▶ **Exercise brief**: Transcribe the material verbatim in full; the pictures do not belong in the copy.

-- START OF Data records --

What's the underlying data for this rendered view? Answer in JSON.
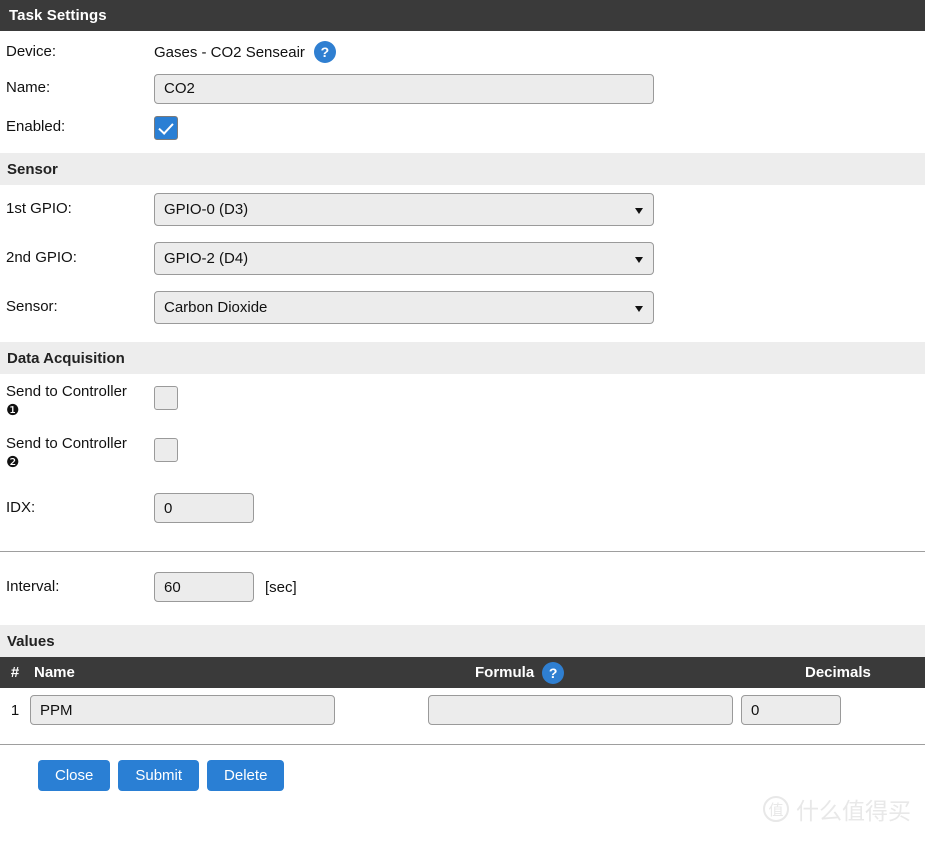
{
  "window": {
    "title": "Task Settings"
  },
  "device": {
    "label": "Device:",
    "value": "Gases - CO2 Senseair",
    "help_icon": "question-mark-icon",
    "help_glyph": "?"
  },
  "name": {
    "label": "Name:",
    "value": "CO2"
  },
  "enabled": {
    "label": "Enabled:",
    "checked": true
  },
  "sensor_section": {
    "title": "Sensor",
    "gpio1": {
      "label": "1st GPIO:",
      "value": "GPIO-0 (D3)"
    },
    "gpio2": {
      "label": "2nd GPIO:",
      "value": "GPIO-2 (D4)"
    },
    "sensor": {
      "label": "Sensor:",
      "value": "Carbon Dioxide"
    }
  },
  "data_acquisition": {
    "title": "Data Acquisition",
    "controller1": {
      "label": "Send to Controller",
      "badge": "❶",
      "checked": false
    },
    "controller2": {
      "label": "Send to Controller",
      "badge": "❷",
      "checked": false
    },
    "idx": {
      "label": "IDX:",
      "value": "0"
    }
  },
  "interval": {
    "label": "Interval:",
    "value": "60",
    "unit": "[sec]"
  },
  "values_section": {
    "title": "Values",
    "columns": {
      "number": "#",
      "name": "Name",
      "formula": "Formula",
      "formula_help_glyph": "?",
      "decimals": "Decimals"
    },
    "rows": [
      {
        "number": "1",
        "name": "PPM",
        "formula": "",
        "decimals": "0"
      }
    ]
  },
  "footer": {
    "close_label": "Close",
    "submit_label": "Submit",
    "delete_label": "Delete"
  },
  "watermark": {
    "logo_glyph": "值",
    "text": "什么值得买"
  },
  "colors": {
    "titlebar_bg": "#3a3a3a",
    "section_bg": "#ededed",
    "accent_blue": "#2a7fd4",
    "help_blue": "#2f7fd1",
    "input_bg": "#ececec",
    "input_border": "#9a9a9a"
  }
}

-- END OF Data records --

▶ **Answer for this exercise**:
What's the underlying data for this rendered view? Answer in JSON.
{
  "window": {
    "title": "Task Settings"
  },
  "device": {
    "label": "Device:",
    "value": "Gases - CO2 Senseair",
    "help_icon": "question-mark-icon",
    "help_glyph": "?"
  },
  "name": {
    "label": "Name:",
    "value": "CO2"
  },
  "enabled": {
    "label": "Enabled:",
    "checked": true
  },
  "sensor_section": {
    "title": "Sensor",
    "gpio1": {
      "label": "1st GPIO:",
      "value": "GPIO-0 (D3)"
    },
    "gpio2": {
      "label": "2nd GPIO:",
      "value": "GPIO-2 (D4)"
    },
    "sensor": {
      "label": "Sensor:",
      "value": "Carbon Dioxide"
    }
  },
  "data_acquisition": {
    "title": "Data Acquisition",
    "controller1": {
      "label": "Send to Controller",
      "badge": "❶",
      "checked": false
    },
    "controller2": {
      "label": "Send to Controller",
      "badge": "❷",
      "checked": false
    },
    "idx": {
      "label": "IDX:",
      "value": "0"
    }
  },
  "interval": {
    "label": "Interval:",
    "value": "60",
    "unit": "[sec]"
  },
  "values_section": {
    "title": "Values",
    "columns": {
      "number": "#",
      "name": "Name",
      "formula": "Formula",
      "formula_help_glyph": "?",
      "decimals": "Decimals"
    },
    "rows": [
      {
        "number": "1",
        "name": "PPM",
        "formula": "",
        "decimals": "0"
      }
    ]
  },
  "footer": {
    "close_label": "Close",
    "submit_label": "Submit",
    "delete_label": "Delete"
  },
  "watermark": {
    "logo_glyph": "值",
    "text": "什么值得买"
  },
  "colors": {
    "titlebar_bg": "#3a3a3a",
    "section_bg": "#ededed",
    "accent_blue": "#2a7fd4",
    "help_blue": "#2f7fd1",
    "input_bg": "#ececec",
    "input_border": "#9a9a9a"
  }
}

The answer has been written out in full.